— start of Data lines —

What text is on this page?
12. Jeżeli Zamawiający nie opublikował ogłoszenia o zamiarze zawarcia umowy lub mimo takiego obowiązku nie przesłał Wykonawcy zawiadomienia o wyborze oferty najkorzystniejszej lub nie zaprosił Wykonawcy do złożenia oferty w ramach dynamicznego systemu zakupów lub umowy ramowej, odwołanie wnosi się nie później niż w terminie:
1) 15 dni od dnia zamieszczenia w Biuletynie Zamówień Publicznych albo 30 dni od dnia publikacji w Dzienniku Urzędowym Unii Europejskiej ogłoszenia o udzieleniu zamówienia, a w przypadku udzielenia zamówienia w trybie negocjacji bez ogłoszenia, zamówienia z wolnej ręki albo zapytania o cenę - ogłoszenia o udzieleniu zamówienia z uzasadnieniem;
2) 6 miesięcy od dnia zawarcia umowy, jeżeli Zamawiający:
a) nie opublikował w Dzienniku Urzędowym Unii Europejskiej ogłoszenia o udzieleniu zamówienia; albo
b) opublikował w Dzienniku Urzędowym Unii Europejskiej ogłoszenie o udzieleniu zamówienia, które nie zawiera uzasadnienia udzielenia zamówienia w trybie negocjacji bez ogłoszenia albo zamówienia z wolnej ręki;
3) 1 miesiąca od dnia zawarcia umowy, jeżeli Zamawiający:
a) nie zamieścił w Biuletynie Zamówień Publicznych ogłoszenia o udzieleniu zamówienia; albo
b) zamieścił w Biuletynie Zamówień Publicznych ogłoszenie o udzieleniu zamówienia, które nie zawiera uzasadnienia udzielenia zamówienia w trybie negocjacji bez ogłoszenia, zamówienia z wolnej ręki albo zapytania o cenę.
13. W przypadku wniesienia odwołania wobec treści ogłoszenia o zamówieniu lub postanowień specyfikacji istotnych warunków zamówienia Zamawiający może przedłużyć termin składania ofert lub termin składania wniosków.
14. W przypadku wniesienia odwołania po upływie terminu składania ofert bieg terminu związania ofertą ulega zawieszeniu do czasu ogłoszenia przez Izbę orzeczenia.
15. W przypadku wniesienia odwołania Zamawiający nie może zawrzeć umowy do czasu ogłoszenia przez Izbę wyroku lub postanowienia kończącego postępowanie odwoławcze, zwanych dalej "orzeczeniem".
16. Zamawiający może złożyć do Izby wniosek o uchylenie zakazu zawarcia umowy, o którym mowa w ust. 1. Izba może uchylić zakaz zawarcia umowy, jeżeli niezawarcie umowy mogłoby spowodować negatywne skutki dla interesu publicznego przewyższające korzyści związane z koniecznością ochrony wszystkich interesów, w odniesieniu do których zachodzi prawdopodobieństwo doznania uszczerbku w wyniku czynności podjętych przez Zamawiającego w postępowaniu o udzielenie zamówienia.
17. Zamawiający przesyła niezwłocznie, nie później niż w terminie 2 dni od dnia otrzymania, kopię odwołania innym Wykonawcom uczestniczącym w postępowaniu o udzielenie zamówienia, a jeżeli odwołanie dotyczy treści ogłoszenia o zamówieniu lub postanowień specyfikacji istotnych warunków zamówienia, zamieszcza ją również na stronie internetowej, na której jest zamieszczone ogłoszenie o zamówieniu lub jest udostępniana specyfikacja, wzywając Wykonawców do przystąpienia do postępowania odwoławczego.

— end of Data lines —

Task prompt - Read through the entries and copy every line that includes "Europejskiej".

Exercise result -
1) 15 dni od dnia zamieszczenia w Biuletynie Zamówień Publicznych albo 30 dni od dnia publikacji w Dzienniku Urzędowym Unii Europejskiej ogłoszenia o udzieleniu zamówienia, a w przypadku udzielenia zamówienia w trybie negocjacji bez ogłoszenia, zamówienia z wolnej ręki albo zapytania o cenę - ogłoszenia o udzieleniu zamówienia z uzasadnieniem;
a) nie opublikował w Dzienniku Urzędowym Unii Europejskiej ogłoszenia o udzieleniu zamówienia; albo
b) opublikował w Dzienniku Urzędowym Unii Europejskiej ogłoszenie o udzieleniu zamówienia, które nie zawiera uzasadnienia udzielenia zamówienia w trybie negocjacji bez ogłoszenia albo zamówienia z wolnej ręki;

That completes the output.